Directions →
Which lines hold the string "whose"? Copy every one of them.

Input for this task →

····················

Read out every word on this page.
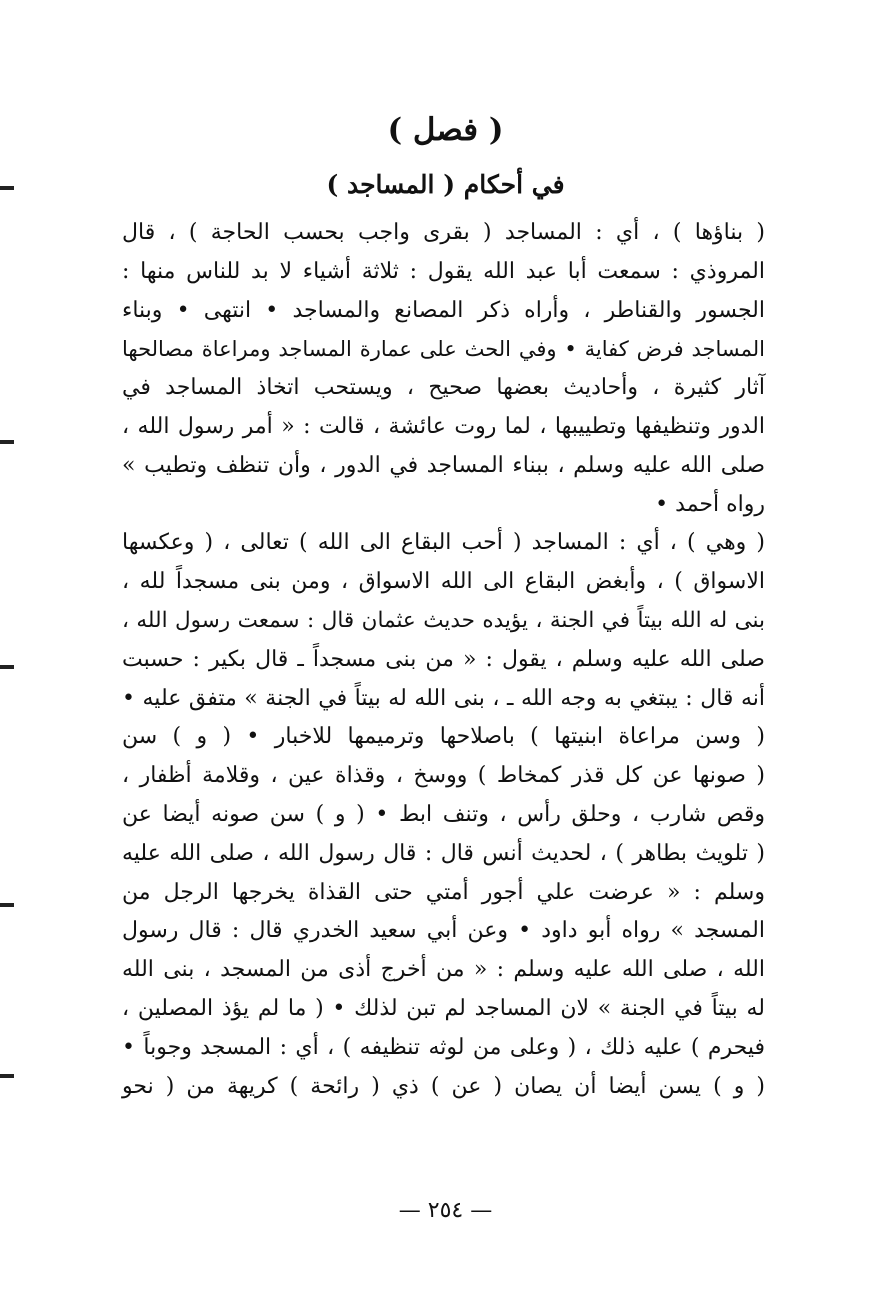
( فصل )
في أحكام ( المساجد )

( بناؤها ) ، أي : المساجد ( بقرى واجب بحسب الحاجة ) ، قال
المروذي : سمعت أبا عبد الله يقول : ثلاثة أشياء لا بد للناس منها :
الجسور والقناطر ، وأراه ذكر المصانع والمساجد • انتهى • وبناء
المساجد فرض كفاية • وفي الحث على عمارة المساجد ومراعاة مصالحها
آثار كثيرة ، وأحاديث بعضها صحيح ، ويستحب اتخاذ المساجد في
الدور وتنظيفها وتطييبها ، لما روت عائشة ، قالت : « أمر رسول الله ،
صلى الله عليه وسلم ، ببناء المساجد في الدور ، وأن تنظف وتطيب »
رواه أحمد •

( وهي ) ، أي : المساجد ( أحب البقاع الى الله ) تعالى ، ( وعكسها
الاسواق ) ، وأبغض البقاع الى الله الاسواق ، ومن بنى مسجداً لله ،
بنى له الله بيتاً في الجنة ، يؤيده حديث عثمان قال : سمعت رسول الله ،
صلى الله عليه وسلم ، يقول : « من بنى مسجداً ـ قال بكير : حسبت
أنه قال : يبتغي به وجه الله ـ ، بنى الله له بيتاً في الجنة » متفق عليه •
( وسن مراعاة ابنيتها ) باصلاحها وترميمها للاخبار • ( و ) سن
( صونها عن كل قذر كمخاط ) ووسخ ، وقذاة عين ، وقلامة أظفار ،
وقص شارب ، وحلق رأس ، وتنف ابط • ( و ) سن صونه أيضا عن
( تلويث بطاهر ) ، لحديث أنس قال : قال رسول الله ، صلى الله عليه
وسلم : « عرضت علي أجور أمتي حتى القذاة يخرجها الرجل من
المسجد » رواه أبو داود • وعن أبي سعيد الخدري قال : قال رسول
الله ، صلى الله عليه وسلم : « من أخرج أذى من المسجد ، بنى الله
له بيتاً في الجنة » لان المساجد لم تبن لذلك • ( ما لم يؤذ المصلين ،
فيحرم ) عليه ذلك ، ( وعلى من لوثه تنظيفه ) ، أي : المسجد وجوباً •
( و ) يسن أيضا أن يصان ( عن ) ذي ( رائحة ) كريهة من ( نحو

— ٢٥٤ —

····················

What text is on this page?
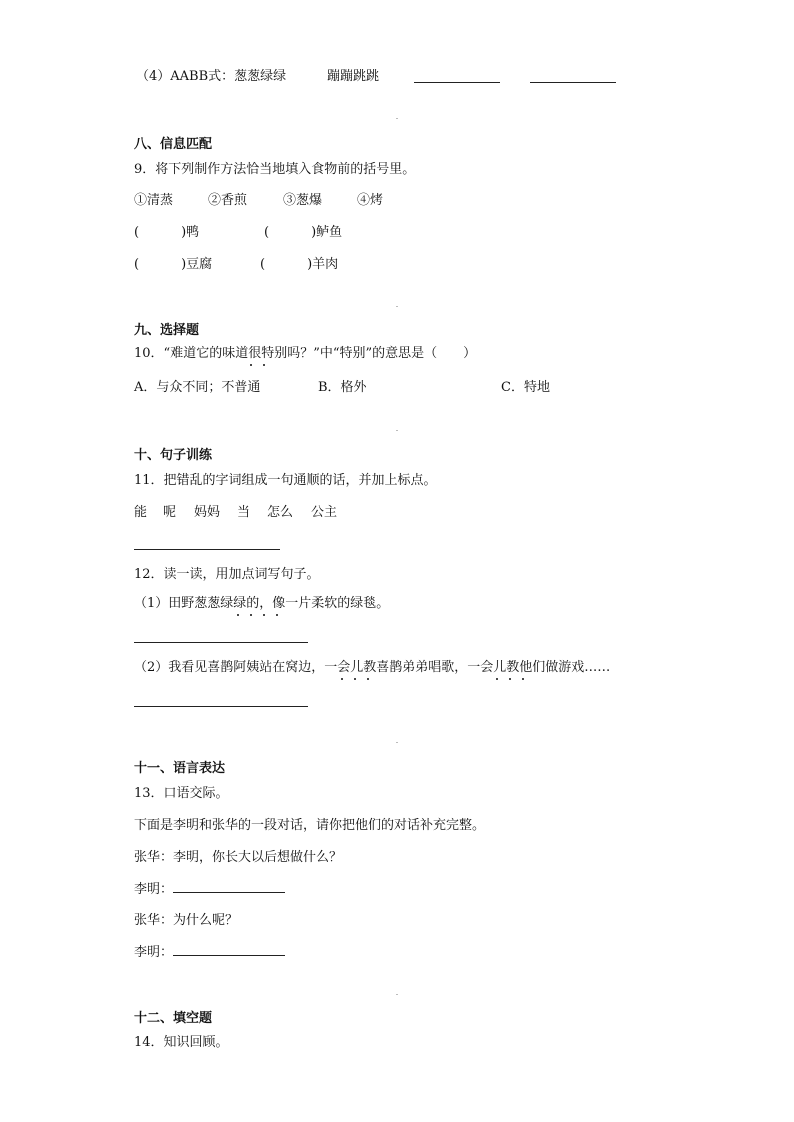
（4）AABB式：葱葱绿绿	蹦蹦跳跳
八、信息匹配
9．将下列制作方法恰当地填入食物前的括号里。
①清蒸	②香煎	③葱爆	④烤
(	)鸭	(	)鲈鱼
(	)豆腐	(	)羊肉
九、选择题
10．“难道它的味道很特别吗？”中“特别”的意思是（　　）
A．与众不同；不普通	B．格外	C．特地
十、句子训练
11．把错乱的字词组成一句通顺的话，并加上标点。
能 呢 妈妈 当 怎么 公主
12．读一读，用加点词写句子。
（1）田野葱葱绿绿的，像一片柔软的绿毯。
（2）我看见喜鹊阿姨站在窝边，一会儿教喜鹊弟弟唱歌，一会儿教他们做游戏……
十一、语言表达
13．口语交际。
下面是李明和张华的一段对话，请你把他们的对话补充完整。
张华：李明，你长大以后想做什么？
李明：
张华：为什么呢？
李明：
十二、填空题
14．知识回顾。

····················

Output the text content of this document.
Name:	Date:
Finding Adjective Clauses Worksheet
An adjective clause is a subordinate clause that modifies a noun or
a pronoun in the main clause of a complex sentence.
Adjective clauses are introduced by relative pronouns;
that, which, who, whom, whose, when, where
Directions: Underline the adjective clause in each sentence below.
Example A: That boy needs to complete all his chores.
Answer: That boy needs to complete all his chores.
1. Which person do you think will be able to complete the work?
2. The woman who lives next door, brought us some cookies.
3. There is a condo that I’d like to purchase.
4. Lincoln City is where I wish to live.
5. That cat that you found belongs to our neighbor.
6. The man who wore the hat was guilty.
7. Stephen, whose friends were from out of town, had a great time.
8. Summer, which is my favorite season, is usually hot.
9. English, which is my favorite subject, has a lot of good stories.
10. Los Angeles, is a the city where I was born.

····················

Result of the task →
that, which, who, whom, whose, when, where
7. Stephen, whose friends were from out of town, had a great time.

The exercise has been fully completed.